/---
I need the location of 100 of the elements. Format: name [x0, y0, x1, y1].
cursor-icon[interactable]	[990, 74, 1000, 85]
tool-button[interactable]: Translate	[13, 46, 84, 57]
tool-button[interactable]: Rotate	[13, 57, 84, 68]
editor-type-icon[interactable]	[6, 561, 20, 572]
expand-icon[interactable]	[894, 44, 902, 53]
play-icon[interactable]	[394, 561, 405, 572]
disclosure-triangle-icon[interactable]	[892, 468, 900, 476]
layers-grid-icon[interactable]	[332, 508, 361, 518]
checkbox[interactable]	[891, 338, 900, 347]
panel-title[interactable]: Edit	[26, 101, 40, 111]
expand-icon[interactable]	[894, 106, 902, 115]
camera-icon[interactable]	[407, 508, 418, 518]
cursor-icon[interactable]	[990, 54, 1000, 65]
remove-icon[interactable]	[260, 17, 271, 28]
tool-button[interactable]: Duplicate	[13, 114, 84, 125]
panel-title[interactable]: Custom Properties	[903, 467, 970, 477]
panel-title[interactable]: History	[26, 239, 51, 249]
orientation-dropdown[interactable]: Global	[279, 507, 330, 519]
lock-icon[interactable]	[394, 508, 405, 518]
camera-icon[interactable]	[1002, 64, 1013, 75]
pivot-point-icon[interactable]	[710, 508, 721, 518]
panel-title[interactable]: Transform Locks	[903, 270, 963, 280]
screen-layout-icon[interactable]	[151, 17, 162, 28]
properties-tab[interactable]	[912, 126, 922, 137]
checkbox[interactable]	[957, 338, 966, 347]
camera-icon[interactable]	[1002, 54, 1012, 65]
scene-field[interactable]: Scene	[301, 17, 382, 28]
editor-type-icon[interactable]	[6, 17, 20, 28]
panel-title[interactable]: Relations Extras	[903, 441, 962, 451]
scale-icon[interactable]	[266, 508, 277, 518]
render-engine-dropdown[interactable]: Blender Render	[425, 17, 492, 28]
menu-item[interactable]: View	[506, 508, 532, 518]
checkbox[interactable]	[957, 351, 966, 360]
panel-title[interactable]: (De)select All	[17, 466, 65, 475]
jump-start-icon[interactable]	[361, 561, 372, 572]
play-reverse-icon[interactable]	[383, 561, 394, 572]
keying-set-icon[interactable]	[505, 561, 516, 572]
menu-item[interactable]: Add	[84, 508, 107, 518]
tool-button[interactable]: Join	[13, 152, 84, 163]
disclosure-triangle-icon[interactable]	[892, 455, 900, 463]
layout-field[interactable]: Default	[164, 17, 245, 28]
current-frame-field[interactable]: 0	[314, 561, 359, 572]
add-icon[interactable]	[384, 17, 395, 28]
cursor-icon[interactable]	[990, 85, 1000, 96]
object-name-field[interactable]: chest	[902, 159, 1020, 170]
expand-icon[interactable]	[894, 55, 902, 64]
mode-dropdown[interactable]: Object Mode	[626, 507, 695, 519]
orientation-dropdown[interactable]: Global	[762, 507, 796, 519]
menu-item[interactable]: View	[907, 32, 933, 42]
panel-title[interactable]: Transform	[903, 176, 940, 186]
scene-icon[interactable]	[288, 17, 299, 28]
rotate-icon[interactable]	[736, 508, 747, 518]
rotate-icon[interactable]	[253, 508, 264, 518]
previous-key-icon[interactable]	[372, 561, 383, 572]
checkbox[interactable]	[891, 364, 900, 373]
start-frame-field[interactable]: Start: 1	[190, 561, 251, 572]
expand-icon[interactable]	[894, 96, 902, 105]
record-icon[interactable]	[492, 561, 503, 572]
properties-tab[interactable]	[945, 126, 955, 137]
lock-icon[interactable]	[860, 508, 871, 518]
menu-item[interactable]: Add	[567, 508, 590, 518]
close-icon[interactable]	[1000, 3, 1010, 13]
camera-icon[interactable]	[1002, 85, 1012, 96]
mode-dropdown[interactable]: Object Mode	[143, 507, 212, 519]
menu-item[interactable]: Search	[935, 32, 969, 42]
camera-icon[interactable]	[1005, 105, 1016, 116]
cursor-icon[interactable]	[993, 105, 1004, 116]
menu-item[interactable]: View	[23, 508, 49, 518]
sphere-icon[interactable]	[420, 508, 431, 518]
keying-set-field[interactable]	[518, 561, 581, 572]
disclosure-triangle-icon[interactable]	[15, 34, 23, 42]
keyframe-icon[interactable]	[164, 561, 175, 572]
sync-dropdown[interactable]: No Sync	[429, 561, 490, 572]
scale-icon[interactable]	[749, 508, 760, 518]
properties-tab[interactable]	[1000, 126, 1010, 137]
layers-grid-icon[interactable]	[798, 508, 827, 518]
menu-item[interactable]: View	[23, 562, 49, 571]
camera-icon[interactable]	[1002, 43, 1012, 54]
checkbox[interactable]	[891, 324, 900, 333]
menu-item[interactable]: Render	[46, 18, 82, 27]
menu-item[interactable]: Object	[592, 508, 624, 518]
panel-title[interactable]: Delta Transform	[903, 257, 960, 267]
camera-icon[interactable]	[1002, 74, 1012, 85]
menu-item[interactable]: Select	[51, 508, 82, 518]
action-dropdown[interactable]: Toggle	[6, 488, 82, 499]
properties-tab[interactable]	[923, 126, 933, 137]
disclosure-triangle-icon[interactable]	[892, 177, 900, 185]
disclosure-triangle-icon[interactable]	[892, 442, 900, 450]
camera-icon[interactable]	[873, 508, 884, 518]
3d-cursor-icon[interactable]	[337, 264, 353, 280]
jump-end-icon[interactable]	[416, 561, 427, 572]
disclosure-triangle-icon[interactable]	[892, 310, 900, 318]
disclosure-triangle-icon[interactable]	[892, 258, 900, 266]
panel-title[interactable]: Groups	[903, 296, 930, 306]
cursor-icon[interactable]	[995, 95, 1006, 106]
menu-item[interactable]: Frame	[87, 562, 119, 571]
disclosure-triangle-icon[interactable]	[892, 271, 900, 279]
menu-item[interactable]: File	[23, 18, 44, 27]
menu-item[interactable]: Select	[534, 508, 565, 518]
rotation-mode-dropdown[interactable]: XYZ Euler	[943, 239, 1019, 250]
\---
List each line of the records above that contains the string "Transform".

panel-title[interactable]: Transform Locks	[903, 270, 963, 280]
panel-title[interactable]: Transform	[903, 176, 940, 186]
panel-title[interactable]: Delta Transform	[903, 257, 960, 267]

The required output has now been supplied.